**What the exercise asks:**
Your answer must consist of every line from the data below that includes the word "image".

[Figure collection entries]
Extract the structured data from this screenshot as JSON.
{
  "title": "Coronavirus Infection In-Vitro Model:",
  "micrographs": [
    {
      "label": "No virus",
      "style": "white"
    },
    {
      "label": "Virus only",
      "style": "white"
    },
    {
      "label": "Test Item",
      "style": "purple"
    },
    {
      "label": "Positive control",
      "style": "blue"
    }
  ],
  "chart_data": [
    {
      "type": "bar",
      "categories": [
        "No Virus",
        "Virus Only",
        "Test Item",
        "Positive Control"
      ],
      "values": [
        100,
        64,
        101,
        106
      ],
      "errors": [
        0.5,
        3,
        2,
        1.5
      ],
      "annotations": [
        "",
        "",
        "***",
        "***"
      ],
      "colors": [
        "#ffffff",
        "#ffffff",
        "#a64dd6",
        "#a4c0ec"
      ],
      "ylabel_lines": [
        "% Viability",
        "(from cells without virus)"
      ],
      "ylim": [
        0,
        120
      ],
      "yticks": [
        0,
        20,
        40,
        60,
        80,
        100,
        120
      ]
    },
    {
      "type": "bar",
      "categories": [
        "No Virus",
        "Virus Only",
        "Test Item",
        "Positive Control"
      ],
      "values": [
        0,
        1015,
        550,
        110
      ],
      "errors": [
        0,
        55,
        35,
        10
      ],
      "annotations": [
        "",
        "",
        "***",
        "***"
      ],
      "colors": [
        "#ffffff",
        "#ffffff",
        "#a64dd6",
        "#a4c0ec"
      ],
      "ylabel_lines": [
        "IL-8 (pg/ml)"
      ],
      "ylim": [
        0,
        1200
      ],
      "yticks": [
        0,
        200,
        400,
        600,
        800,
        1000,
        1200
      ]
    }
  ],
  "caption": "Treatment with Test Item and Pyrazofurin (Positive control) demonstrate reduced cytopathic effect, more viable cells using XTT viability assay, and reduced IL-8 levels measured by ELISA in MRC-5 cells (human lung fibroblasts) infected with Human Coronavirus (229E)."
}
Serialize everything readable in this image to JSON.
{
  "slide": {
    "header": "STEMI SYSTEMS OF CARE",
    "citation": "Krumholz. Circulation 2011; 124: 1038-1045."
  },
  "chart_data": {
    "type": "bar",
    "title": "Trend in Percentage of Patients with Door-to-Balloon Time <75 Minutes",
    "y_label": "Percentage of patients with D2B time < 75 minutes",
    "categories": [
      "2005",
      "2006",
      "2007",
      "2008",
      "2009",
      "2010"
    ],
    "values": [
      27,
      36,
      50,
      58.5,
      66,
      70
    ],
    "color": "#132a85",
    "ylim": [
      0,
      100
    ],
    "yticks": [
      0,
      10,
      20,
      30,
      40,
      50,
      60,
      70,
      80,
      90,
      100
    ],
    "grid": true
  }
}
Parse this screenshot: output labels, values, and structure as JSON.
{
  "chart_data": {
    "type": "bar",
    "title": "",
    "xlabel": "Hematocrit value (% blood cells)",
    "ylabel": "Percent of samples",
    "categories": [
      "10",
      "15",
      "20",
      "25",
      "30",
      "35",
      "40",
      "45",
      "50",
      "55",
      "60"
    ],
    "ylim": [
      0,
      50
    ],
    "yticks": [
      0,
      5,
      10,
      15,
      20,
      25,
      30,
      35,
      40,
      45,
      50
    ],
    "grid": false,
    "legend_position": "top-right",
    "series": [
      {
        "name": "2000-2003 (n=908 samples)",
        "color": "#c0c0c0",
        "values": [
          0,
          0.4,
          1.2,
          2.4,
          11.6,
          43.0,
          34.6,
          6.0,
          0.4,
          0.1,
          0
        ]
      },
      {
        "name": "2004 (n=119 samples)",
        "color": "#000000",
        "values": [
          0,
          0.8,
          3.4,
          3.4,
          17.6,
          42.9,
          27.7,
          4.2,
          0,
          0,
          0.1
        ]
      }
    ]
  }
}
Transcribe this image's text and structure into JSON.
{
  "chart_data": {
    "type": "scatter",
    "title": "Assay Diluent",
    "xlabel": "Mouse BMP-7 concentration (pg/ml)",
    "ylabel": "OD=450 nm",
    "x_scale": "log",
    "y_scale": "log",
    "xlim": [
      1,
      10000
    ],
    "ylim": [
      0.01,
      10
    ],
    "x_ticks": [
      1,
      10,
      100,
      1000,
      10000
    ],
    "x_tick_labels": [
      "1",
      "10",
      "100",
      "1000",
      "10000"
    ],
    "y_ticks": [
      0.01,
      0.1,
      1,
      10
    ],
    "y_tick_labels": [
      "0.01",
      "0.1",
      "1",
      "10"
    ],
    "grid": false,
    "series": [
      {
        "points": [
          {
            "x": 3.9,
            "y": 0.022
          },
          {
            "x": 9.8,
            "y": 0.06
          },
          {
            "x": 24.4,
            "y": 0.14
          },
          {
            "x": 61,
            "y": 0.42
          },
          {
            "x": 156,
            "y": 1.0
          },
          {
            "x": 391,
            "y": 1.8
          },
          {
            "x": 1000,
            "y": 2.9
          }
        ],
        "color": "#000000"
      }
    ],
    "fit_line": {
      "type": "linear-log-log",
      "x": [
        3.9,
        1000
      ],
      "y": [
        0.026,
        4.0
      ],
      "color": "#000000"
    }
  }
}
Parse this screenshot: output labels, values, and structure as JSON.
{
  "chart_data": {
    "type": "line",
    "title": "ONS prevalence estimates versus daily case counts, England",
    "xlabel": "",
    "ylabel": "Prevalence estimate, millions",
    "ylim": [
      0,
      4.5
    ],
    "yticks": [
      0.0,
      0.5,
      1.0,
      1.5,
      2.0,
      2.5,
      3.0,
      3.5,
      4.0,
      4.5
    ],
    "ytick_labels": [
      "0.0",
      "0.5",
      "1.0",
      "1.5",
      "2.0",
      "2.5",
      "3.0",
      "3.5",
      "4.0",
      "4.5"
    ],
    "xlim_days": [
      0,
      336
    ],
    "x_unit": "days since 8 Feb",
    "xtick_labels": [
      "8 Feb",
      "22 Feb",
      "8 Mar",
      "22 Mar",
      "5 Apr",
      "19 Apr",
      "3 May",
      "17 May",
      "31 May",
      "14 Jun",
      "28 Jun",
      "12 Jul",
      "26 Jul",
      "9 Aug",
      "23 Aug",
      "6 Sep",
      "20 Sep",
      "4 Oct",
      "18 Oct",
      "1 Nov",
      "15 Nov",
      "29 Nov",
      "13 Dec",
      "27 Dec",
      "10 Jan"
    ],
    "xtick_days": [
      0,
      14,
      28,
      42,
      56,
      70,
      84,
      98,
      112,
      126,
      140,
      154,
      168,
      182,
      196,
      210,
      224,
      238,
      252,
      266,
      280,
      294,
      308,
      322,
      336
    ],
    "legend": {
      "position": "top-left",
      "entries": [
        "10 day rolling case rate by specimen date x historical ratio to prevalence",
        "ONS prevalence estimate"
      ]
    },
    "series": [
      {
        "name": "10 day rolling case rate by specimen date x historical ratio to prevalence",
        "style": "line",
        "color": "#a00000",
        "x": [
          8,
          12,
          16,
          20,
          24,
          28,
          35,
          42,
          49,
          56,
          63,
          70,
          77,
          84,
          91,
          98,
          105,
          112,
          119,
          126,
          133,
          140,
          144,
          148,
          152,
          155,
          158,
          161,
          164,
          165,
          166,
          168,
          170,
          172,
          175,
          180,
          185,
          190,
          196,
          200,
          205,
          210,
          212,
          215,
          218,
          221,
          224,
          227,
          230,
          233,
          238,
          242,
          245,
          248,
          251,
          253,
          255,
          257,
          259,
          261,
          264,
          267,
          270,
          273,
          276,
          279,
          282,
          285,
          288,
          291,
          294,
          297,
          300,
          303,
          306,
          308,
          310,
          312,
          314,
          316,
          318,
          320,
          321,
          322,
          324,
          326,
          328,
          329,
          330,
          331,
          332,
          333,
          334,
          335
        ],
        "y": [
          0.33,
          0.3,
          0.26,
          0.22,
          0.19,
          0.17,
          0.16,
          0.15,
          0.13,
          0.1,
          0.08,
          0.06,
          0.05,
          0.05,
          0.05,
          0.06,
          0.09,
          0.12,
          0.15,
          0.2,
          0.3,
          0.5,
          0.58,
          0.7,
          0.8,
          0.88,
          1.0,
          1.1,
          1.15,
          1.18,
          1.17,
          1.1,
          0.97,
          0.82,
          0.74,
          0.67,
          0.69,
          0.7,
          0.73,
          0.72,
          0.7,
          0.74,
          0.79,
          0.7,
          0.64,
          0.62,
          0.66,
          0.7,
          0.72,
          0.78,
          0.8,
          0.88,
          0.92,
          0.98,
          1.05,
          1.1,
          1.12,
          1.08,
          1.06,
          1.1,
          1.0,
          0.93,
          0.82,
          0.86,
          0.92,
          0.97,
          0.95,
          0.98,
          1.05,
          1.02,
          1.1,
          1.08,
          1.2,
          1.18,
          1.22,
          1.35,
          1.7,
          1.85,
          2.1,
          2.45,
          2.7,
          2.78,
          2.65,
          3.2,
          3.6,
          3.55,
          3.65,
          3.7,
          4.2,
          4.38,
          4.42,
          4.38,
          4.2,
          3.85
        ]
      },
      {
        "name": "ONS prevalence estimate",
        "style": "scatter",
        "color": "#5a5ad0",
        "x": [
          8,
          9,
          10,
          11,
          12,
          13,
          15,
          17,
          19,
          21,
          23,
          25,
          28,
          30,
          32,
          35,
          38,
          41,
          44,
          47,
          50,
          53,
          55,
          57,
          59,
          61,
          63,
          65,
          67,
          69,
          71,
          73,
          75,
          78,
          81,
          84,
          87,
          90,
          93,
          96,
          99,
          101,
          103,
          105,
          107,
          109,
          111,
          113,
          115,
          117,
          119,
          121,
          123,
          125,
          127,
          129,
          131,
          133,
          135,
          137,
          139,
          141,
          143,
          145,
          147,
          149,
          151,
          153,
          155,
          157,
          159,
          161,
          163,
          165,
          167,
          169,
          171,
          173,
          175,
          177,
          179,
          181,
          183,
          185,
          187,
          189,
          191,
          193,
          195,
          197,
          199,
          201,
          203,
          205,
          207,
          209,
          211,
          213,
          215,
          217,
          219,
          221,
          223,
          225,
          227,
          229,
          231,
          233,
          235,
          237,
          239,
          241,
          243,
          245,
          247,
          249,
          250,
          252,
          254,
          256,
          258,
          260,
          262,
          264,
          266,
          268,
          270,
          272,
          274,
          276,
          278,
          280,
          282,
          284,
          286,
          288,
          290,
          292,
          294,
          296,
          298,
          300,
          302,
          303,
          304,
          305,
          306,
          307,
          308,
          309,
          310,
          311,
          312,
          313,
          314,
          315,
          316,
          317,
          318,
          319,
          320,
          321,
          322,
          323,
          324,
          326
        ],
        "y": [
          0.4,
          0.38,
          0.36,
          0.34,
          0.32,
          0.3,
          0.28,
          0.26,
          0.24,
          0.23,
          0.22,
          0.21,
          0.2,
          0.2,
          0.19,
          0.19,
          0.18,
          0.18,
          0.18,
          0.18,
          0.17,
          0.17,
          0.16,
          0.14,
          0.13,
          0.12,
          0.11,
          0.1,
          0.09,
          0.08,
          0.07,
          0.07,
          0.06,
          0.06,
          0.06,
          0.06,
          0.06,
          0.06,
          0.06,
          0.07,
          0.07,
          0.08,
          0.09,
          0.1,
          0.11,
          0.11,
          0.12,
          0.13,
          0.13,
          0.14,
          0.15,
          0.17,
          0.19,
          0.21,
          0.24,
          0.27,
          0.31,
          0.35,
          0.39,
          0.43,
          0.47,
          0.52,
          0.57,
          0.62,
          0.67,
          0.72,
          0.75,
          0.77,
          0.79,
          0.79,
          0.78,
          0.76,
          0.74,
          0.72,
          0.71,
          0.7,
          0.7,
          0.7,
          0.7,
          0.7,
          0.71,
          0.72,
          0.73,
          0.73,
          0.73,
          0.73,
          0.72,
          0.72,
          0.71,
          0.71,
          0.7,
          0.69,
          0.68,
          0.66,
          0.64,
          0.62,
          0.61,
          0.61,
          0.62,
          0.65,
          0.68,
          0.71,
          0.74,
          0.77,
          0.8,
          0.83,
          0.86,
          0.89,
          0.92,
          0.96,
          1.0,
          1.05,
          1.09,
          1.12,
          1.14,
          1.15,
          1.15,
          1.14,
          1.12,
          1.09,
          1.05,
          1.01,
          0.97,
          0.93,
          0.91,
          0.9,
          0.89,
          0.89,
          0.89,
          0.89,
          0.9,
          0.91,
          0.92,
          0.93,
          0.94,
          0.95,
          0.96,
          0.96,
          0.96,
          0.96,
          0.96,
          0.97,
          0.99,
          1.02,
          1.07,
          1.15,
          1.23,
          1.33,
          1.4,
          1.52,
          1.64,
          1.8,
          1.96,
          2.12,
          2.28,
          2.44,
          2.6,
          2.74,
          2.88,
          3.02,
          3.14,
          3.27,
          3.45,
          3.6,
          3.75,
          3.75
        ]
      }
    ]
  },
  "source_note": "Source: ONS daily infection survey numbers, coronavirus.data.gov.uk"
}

**Answer area:**
Serialize everything readable in this image to JSON.
Transcribe this image's text and structure into JSON.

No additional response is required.